§ **Stated goal**:
What follows is a listing; restate every line of it word for word.
<<<<
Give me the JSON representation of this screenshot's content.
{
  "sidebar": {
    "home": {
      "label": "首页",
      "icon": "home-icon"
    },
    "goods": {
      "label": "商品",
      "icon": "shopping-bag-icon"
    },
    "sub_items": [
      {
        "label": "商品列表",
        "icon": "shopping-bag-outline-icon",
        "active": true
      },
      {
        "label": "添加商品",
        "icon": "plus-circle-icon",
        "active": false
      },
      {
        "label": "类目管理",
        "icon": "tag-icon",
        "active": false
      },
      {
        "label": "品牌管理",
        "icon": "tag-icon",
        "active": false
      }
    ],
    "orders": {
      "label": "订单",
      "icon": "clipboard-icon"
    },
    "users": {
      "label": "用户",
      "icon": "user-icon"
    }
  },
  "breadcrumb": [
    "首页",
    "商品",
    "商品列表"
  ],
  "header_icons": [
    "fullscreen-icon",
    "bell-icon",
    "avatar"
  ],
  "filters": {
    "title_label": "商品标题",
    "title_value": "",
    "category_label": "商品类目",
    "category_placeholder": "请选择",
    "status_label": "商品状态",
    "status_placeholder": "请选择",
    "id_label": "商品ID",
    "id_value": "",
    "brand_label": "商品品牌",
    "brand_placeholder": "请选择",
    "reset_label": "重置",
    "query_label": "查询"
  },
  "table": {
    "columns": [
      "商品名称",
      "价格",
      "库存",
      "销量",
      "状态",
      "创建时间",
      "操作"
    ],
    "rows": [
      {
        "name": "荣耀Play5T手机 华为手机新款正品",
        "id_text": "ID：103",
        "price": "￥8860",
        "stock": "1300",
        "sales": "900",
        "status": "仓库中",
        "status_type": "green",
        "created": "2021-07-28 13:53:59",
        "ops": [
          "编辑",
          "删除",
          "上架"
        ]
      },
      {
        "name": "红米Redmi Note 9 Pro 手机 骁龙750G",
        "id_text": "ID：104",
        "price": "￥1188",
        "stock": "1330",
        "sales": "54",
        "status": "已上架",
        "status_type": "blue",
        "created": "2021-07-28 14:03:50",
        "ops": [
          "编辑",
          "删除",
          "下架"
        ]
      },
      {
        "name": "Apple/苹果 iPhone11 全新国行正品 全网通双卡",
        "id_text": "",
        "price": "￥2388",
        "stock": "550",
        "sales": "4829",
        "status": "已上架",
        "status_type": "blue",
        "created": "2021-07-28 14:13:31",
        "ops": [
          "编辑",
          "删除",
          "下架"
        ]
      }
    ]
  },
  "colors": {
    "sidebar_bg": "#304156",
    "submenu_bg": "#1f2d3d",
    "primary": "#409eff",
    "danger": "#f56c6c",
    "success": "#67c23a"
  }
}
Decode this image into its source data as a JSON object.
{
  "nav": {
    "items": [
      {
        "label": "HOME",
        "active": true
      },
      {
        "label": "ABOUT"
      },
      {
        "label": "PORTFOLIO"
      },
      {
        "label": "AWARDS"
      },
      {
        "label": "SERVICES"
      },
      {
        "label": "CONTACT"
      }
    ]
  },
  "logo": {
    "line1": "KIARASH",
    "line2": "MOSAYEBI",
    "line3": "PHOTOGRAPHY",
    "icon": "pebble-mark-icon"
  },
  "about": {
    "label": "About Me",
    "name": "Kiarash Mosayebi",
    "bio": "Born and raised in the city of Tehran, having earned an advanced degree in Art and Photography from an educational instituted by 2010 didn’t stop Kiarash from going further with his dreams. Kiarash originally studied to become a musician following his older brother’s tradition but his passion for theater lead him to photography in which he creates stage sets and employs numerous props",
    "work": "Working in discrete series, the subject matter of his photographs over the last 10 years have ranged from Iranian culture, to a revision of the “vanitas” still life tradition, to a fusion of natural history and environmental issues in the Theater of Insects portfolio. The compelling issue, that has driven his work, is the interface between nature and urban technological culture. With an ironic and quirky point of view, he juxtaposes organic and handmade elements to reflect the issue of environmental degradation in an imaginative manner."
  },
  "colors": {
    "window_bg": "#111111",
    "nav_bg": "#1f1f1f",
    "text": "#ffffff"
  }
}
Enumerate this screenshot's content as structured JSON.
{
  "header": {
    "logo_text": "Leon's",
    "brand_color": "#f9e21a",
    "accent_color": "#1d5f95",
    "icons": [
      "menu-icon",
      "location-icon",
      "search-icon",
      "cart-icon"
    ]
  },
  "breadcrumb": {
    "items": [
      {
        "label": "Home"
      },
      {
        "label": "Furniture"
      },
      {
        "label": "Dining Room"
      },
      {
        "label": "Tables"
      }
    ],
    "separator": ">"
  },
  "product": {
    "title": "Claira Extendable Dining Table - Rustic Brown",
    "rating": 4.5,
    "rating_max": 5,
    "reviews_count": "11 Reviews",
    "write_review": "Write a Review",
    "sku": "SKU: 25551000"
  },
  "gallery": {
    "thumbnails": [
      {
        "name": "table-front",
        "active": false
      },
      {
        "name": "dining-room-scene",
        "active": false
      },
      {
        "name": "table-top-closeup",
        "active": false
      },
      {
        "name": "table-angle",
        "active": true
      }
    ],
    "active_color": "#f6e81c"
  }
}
>>>>
§ **Problem solution**:
Give me the JSON representation of this screenshot's content.
{
  "sidebar": {
    "home": {
      "label": "首页",
      "icon": "home-icon"
    },
    "goods": {
      "label": "商品",
      "icon": "shopping-bag-icon"
    },
    "sub_items": [
      {
        "label": "商品列表",
        "icon": "shopping-bag-outline-icon",
        "active": true
      },
      {
        "label": "添加商品",
        "icon": "plus-circle-icon",
        "active": false
      },
      {
        "label": "类目管理",
        "icon": "tag-icon",
        "active": false
      },
      {
        "label": "品牌管理",
        "icon": "tag-icon",
        "active": false
      }
    ],
    "orders": {
      "label": "订单",
      "icon": "clipboard-icon"
    },
    "users": {
      "label": "用户",
      "icon": "user-icon"
    }
  },
  "breadcrumb": [
    "首页",
    "商品",
    "商品列表"
  ],
  "header_icons": [
    "fullscreen-icon",
    "bell-icon",
    "avatar"
  ],
  "filters": {
    "title_label": "商品标题",
    "title_value": "",
    "category_label": "商品类目",
    "category_placeholder": "请选择",
    "status_label": "商品状态",
    "status_placeholder": "请选择",
    "id_label": "商品ID",
    "id_value": "",
    "brand_label": "商品品牌",
    "brand_placeholder": "请选择",
    "reset_label": "重置",
    "query_label": "查询"
  },
  "table": {
    "columns": [
      "商品名称",
      "价格",
      "库存",
      "销量",
      "状态",
      "创建时间",
      "操作"
    ],
    "rows": [
      {
        "name": "荣耀Play5T手机 华为手机新款正品",
        "id_text": "ID：103",
        "price": "￥8860",
        "stock": "1300",
        "sales": "900",
        "status": "仓库中",
        "status_type": "green",
        "created": "2021-07-28 13:53:59",
        "ops": [
          "编辑",
          "删除",
          "上架"
        ]
      },
      {
        "name": "红米Redmi Note 9 Pro 手机 骁龙750G",
        "id_text": "ID：104",
        "price": "￥1188",
        "stock": "1330",
        "sales": "54",
        "status": "已上架",
        "status_type": "blue",
        "created": "2021-07-28 14:03:50",
        "ops": [
          "编辑",
          "删除",
          "下架"
        ]
      },
      {
        "name": "Apple/苹果 iPhone11 全新国行正品 全网通双卡",
        "id_text": "",
        "price": "￥2388",
        "stock": "550",
        "sales": "4829",
        "status": "已上架",
        "status_type": "blue",
        "created": "2021-07-28 14:13:31",
        "ops": [
          "编辑",
          "删除",
          "下架"
        ]
      }
    ]
  },
  "colors": {
    "sidebar_bg": "#304156",
    "submenu_bg": "#1f2d3d",
    "primary": "#409eff",
    "danger": "#f56c6c",
    "success": "#67c23a"
  }
}
Decode this image into its source data as a JSON object.
{
  "nav": {
    "items": [
      {
        "label": "HOME",
        "active": true
      },
      {
        "label": "ABOUT"
      },
      {
        "label": "PORTFOLIO"
      },
      {
        "label": "AWARDS"
      },
      {
        "label": "SERVICES"
      },
      {
        "label": "CONTACT"
      }
    ]
  },
  "logo": {
    "line1": "KIARASH",
    "line2": "MOSAYEBI",
    "line3": "PHOTOGRAPHY",
    "icon": "pebble-mark-icon"
  },
  "about": {
    "label": "About Me",
    "name": "Kiarash Mosayebi",
    "bio": "Born and raised in the city of Tehran, having earned an advanced degree in Art and Photography from an educational instituted by 2010 didn’t stop Kiarash from going further with his dreams. Kiarash originally studied to become a musician following his older brother’s tradition but his passion for theater lead him to photography in which he creates stage sets and employs numerous props",
    "work": "Working in discrete series, the subject matter of his photographs over the last 10 years have ranged from Iranian culture, to a revision of the “vanitas” still life tradition, to a fusion of natural history and environmental issues in the Theater of Insects portfolio. The compelling issue, that has driven his work, is the interface between nature and urban technological culture. With an ironic and quirky point of view, he juxtaposes organic and handmade elements to reflect the issue of environmental degradation in an imaginative manner."
  },
  "colors": {
    "window_bg": "#111111",
    "nav_bg": "#1f1f1f",
    "text": "#ffffff"
  }
}
Enumerate this screenshot's content as structured JSON.
{
  "header": {
    "logo_text": "Leon's",
    "brand_color": "#f9e21a",
    "accent_color": "#1d5f95",
    "icons": [
      "menu-icon",
      "location-icon",
      "search-icon",
      "cart-icon"
    ]
  },
  "breadcrumb": {
    "items": [
      {
        "label": "Home"
      },
      {
        "label": "Furniture"
      },
      {
        "label": "Dining Room"
      },
      {
        "label": "Tables"
      }
    ],
    "separator": ">"
  },
  "product": {
    "title": "Claira Extendable Dining Table - Rustic Brown",
    "rating": 4.5,
    "rating_max": 5,
    "reviews_count": "11 Reviews",
    "write_review": "Write a Review",
    "sku": "SKU: 25551000"
  },
  "gallery": {
    "thumbnails": [
      {
        "name": "table-front",
        "active": false
      },
      {
        "name": "dining-room-scene",
        "active": false
      },
      {
        "name": "table-top-closeup",
        "active": false
      },
      {
        "name": "table-angle",
        "active": true
      }
    ],
    "active_color": "#f6e81c"
  }
}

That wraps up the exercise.